**Objective**
Every record should be written out exactly, please.

**Extracted data**
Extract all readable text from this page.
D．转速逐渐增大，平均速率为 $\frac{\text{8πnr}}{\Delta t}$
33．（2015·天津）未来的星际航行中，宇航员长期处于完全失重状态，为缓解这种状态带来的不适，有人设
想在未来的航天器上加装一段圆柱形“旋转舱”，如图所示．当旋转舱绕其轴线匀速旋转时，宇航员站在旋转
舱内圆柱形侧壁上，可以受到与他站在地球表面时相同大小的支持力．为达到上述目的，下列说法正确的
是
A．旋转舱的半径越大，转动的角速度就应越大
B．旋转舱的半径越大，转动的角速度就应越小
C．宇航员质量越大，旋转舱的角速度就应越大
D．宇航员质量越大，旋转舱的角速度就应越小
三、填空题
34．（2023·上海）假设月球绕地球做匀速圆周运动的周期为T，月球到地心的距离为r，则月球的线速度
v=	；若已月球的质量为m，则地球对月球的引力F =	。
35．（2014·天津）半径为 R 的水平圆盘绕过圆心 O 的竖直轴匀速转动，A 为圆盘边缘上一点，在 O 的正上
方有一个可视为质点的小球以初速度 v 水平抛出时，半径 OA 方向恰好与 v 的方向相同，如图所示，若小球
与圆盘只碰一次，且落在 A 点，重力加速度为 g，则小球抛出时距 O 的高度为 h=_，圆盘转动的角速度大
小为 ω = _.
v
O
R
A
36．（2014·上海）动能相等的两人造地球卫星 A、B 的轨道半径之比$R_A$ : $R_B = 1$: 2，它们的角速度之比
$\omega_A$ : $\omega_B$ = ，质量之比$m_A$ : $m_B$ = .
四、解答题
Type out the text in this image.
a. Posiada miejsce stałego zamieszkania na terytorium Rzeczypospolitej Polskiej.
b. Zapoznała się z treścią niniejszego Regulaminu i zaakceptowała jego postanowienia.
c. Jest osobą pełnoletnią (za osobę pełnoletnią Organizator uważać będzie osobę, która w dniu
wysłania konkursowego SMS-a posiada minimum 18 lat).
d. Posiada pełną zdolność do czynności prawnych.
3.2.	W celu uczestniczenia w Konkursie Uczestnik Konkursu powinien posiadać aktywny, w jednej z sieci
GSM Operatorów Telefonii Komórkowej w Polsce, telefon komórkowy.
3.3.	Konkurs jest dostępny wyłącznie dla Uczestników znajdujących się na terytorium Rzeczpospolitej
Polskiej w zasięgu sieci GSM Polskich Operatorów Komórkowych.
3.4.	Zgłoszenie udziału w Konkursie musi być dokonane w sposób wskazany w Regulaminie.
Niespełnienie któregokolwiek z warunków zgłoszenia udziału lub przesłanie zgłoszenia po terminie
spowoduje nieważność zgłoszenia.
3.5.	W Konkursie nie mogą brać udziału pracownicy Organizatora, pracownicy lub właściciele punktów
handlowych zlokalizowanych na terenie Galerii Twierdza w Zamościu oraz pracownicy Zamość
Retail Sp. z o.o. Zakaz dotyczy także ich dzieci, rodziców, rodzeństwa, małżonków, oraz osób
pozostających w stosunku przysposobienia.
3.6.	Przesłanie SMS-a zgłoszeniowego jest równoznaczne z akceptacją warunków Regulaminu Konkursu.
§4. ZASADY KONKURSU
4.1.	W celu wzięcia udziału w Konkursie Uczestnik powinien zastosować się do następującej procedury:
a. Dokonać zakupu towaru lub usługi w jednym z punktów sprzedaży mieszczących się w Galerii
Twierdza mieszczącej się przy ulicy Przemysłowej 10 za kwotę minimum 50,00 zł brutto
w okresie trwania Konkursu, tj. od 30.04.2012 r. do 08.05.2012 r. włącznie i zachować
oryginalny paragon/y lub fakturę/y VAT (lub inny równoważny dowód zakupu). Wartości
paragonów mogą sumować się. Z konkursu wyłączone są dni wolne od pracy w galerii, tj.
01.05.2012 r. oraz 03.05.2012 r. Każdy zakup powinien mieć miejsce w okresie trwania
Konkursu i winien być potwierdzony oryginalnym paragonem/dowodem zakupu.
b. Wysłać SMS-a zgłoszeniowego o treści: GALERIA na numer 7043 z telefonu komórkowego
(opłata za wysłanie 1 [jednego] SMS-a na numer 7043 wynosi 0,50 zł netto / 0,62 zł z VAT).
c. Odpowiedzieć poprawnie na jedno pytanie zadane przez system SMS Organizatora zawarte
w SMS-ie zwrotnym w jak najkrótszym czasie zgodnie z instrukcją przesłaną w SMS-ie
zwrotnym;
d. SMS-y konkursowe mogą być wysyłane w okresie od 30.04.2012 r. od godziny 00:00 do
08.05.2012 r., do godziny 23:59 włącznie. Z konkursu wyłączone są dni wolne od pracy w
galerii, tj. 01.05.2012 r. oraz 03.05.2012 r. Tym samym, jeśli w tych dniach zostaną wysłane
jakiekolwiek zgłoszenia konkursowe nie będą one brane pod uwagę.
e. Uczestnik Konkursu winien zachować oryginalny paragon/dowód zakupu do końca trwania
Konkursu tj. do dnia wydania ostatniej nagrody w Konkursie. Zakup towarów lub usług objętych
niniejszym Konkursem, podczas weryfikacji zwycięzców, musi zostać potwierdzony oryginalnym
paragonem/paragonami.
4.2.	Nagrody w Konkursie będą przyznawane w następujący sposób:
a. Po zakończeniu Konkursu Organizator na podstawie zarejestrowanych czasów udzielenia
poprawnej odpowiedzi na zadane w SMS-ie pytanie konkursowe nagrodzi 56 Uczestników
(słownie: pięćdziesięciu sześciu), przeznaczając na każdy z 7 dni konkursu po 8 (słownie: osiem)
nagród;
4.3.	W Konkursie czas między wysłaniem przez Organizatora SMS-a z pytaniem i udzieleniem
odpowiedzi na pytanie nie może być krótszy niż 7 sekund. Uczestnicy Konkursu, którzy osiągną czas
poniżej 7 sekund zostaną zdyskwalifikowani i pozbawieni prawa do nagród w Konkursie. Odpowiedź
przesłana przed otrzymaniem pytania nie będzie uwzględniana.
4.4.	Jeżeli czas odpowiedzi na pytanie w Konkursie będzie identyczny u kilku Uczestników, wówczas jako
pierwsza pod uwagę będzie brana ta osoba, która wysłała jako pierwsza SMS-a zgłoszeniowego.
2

**Exercise solution**
Extract all readable text from this page.
D．转速逐渐增大，平均速率为 $\frac{\text{8πnr}}{\Delta t}$
33．（2015·天津）未来的星际航行中，宇航员长期处于完全失重状态，为缓解这种状态带来的不适，有人设
想在未来的航天器上加装一段圆柱形“旋转舱”，如图所示．当旋转舱绕其轴线匀速旋转时，宇航员站在旋转
舱内圆柱形侧壁上，可以受到与他站在地球表面时相同大小的支持力．为达到上述目的，下列说法正确的
是
A．旋转舱的半径越大，转动的角速度就应越大
B．旋转舱的半径越大，转动的角速度就应越小
C．宇航员质量越大，旋转舱的角速度就应越大
D．宇航员质量越大，旋转舱的角速度就应越小
三、填空题
34．（2023·上海）假设月球绕地球做匀速圆周运动的周期为T，月球到地心的距离为r，则月球的线速度
v=	；若已月球的质量为m，则地球对月球的引力F =	。
35．（2014·天津）半径为 R 的水平圆盘绕过圆心 O 的竖直轴匀速转动，A 为圆盘边缘上一点，在 O 的正上
方有一个可视为质点的小球以初速度 v 水平抛出时，半径 OA 方向恰好与 v 的方向相同，如图所示，若小球
与圆盘只碰一次，且落在 A 点，重力加速度为 g，则小球抛出时距 O 的高度为 h=_，圆盘转动的角速度大
小为 ω = _.
v
O
R
A
36．（2014·上海）动能相等的两人造地球卫星 A、B 的轨道半径之比$R_A$ : $R_B = 1$: 2，它们的角速度之比
$\omega_A$ : $\omega_B$ = ，质量之比$m_A$ : $m_B$ = .
四、解答题
Type out the text in this image.
a. Posiada miejsce stałego zamieszkania na terytorium Rzeczypospolitej Polskiej.
b. Zapoznała się z treścią niniejszego Regulaminu i zaakceptowała jego postanowienia.
c. Jest osobą pełnoletnią (za osobę pełnoletnią Organizator uważać będzie osobę, która w dniu
wysłania konkursowego SMS-a posiada minimum 18 lat).
d. Posiada pełną zdolność do czynności prawnych.
3.2.	W celu uczestniczenia w Konkursie Uczestnik Konkursu powinien posiadać aktywny, w jednej z sieci
GSM Operatorów Telefonii Komórkowej w Polsce, telefon komórkowy.
3.3.	Konkurs jest dostępny wyłącznie dla Uczestników znajdujących się na terytorium Rzeczpospolitej
Polskiej w zasięgu sieci GSM Polskich Operatorów Komórkowych.
3.4.	Zgłoszenie udziału w Konkursie musi być dokonane w sposób wskazany w Regulaminie.
Niespełnienie któregokolwiek z warunków zgłoszenia udziału lub przesłanie zgłoszenia po terminie
spowoduje nieważność zgłoszenia.
3.5.	W Konkursie nie mogą brać udziału pracownicy Organizatora, pracownicy lub właściciele punktów
handlowych zlokalizowanych na terenie Galerii Twierdza w Zamościu oraz pracownicy Zamość
Retail Sp. z o.o. Zakaz dotyczy także ich dzieci, rodziców, rodzeństwa, małżonków, oraz osób
pozostających w stosunku przysposobienia.
3.6.	Przesłanie SMS-a zgłoszeniowego jest równoznaczne z akceptacją warunków Regulaminu Konkursu.
§4. ZASADY KONKURSU
4.1.	W celu wzięcia udziału w Konkursie Uczestnik powinien zastosować się do następującej procedury:
a. Dokonać zakupu towaru lub usługi w jednym z punktów sprzedaży mieszczących się w Galerii
Twierdza mieszczącej się przy ulicy Przemysłowej 10 za kwotę minimum 50,00 zł brutto
w okresie trwania Konkursu, tj. od 30.04.2012 r. do 08.05.2012 r. włącznie i zachować
oryginalny paragon/y lub fakturę/y VAT (lub inny równoważny dowód zakupu). Wartości
paragonów mogą sumować się. Z konkursu wyłączone są dni wolne od pracy w galerii, tj.
01.05.2012 r. oraz 03.05.2012 r. Każdy zakup powinien mieć miejsce w okresie trwania
Konkursu i winien być potwierdzony oryginalnym paragonem/dowodem zakupu.
b. Wysłać SMS-a zgłoszeniowego o treści: GALERIA na numer 7043 z telefonu komórkowego
(opłata za wysłanie 1 [jednego] SMS-a na numer 7043 wynosi 0,50 zł netto / 0,62 zł z VAT).
c. Odpowiedzieć poprawnie na jedno pytanie zadane przez system SMS Organizatora zawarte
w SMS-ie zwrotnym w jak najkrótszym czasie zgodnie z instrukcją przesłaną w SMS-ie
zwrotnym;
d. SMS-y konkursowe mogą być wysyłane w okresie od 30.04.2012 r. od godziny 00:00 do
08.05.2012 r., do godziny 23:59 włącznie. Z konkursu wyłączone są dni wolne od pracy w
galerii, tj. 01.05.2012 r. oraz 03.05.2012 r. Tym samym, jeśli w tych dniach zostaną wysłane
jakiekolwiek zgłoszenia konkursowe nie będą one brane pod uwagę.
e. Uczestnik Konkursu winien zachować oryginalny paragon/dowód zakupu do końca trwania
Konkursu tj. do dnia wydania ostatniej nagrody w Konkursie. Zakup towarów lub usług objętych
niniejszym Konkursem, podczas weryfikacji zwycięzców, musi zostać potwierdzony oryginalnym
paragonem/paragonami.
4.2.	Nagrody w Konkursie będą przyznawane w następujący sposób:
a. Po zakończeniu Konkursu Organizator na podstawie zarejestrowanych czasów udzielenia
poprawnej odpowiedzi na zadane w SMS-ie pytanie konkursowe nagrodzi 56 Uczestników
(słownie: pięćdziesięciu sześciu), przeznaczając na każdy z 7 dni konkursu po 8 (słownie: osiem)
nagród;
4.3.	W Konkursie czas między wysłaniem przez Organizatora SMS-a z pytaniem i udzieleniem
odpowiedzi na pytanie nie może być krótszy niż 7 sekund. Uczestnicy Konkursu, którzy osiągną czas
poniżej 7 sekund zostaną zdyskwalifikowani i pozbawieni prawa do nagród w Konkursie. Odpowiedź
przesłana przed otrzymaniem pytania nie będzie uwzględniana.
4.4.	Jeżeli czas odpowiedzi na pytanie w Konkursie będzie identyczny u kilku Uczestników, wówczas jako
pierwsza pod uwagę będzie brana ta osoba, która wysłała jako pierwsza SMS-a zgłoszeniowego.
2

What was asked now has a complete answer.